─── Given records

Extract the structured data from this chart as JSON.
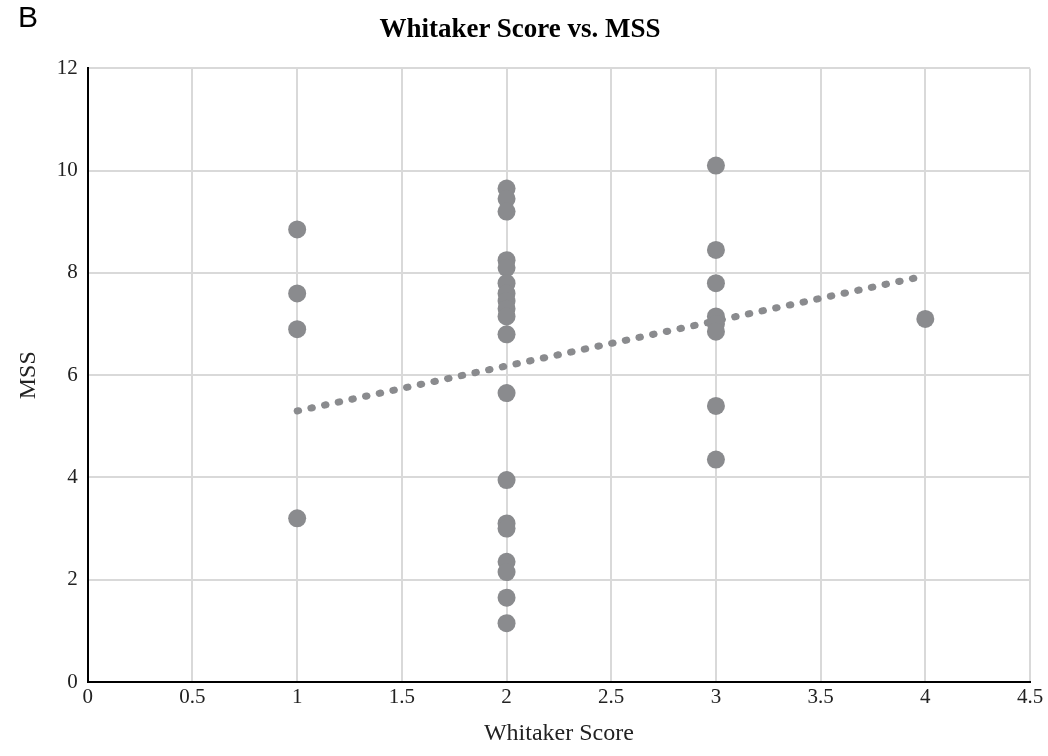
{
  "chart_data": {
    "type": "scatter",
    "title": "Whitaker Score vs. MSS",
    "xlabel": "Whitaker Score",
    "ylabel": "MSS",
    "annotations": [
      "B"
    ],
    "xlim": [
      0,
      4.5
    ],
    "xticks": [
      0,
      0.5,
      1,
      1.5,
      2,
      2.5,
      3,
      3.5,
      4,
      4.5
    ],
    "ylim": [
      0,
      12
    ],
    "yticks": [
      0,
      2,
      4,
      6,
      8,
      10,
      12
    ],
    "grid": true,
    "legend": false,
    "marker": "circle",
    "series": [
      {
        "type": "scatter",
        "color": "#8a8b8e",
        "x": [
          1,
          1,
          1,
          1,
          2,
          2,
          2,
          2,
          2,
          2,
          2,
          2,
          2,
          2,
          2,
          2,
          2,
          2,
          2,
          2,
          2,
          2,
          2,
          3,
          3,
          3,
          3,
          3,
          3,
          3,
          3,
          4
        ],
        "values": [
          8.85,
          7.6,
          6.9,
          3.2,
          9.65,
          9.45,
          9.2,
          8.25,
          8.1,
          7.8,
          7.6,
          7.45,
          7.3,
          7.15,
          6.8,
          5.65,
          3.95,
          3.1,
          3.0,
          2.35,
          2.15,
          1.65,
          1.15,
          10.1,
          8.45,
          7.8,
          7.15,
          7.0,
          6.85,
          5.4,
          4.35,
          7.1
        ]
      },
      {
        "type": "line",
        "color": "#8a8b8e",
        "line_style": "dotted",
        "marker": "none",
        "x": [
          1,
          3.95
        ],
        "values": [
          5.3,
          7.9
        ]
      }
    ]
  }
}
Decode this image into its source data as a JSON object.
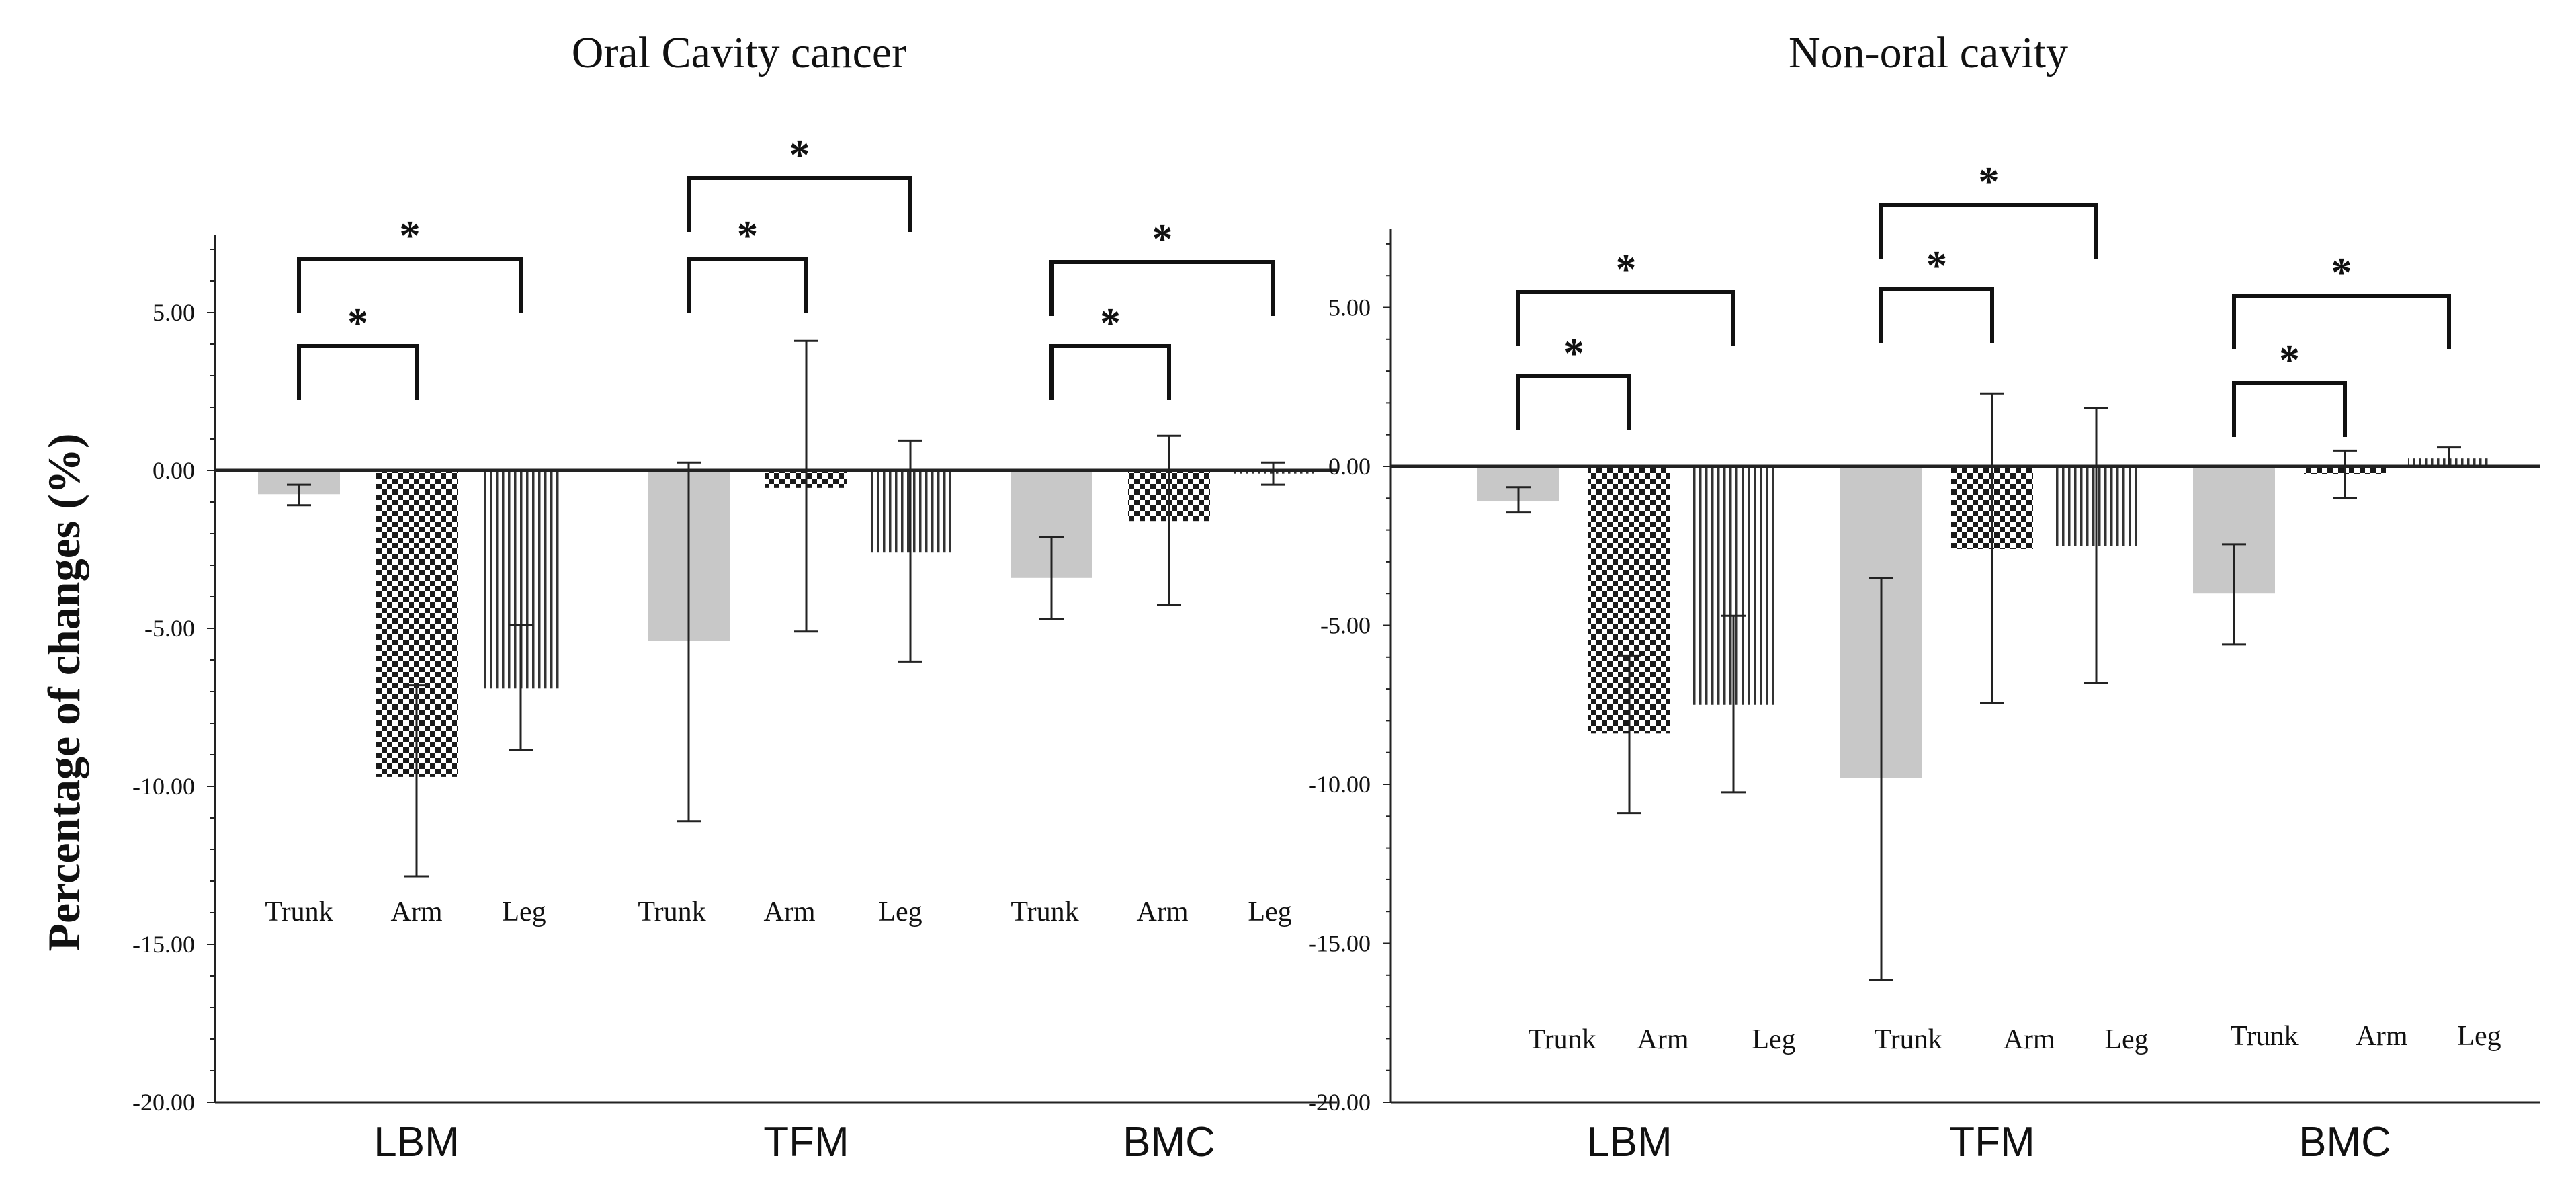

──────

> **What is asked**
Reproduce the material in its entirety and word for word, without the pictures.

> **Reply to the exercise**
Extract the structured data from this chart as JSON.
{
  "chart_data": {
    "type": "scatter",
    "title": "Whitaker Score vs. MSS",
    "xlabel": "Whitaker Score",
    "ylabel": "MSS",
    "annotations": [
      "B"
    ],
    "xlim": [
      0,
      4.5
    ],
    "xticks": [
      0,
      0.5,
      1,
      1.5,
      2,
      2.5,
      3,
      3.5,
      4,
      4.5
    ],
    "ylim": [
      0,
      12
    ],
    "yticks": [
      0,
      2,
      4,
      6,
      8,
      10,
      12
    ],
    "grid": true,
    "legend": false,
    "marker": "circle",
    "series": [
      {
        "type": "scatter",
        "color": "#8a8b8e",
        "x": [
          1,
          1,
          1,
          1,
          2,
          2,
          2,
          2,
          2,
          2,
          2,
          2,
          2,
          2,
          2,
          2,
          2,
          2,
          2,
          2,
          2,
          2,
          2,
          3,
          3,
          3,
          3,
          3,
          3,
          3,
          3,
          4
        ],
        "values": [
          8.85,
          7.6,
          6.9,
          3.2,
          9.65,
          9.45,
          9.2,
          8.25,
          8.1,
          7.8,
          7.6,
          7.45,
          7.3,
          7.15,
          6.8,
          5.65,
          3.95,
          3.1,
          3.0,
          2.35,
          2.15,
          1.65,
          1.15,
          10.1,
          8.45,
          7.8,
          7.15,
          7.0,
          6.85,
          5.4,
          4.35,
          7.1
        ]
      },
      {
        "type": "line",
        "color": "#8a8b8e",
        "line_style": "dotted",
        "marker": "none",
        "x": [
          1,
          3.95
        ],
        "values": [
          5.3,
          7.9
        ]
      }
    ]
  }
}
Decode this image into its source data as a JSON object.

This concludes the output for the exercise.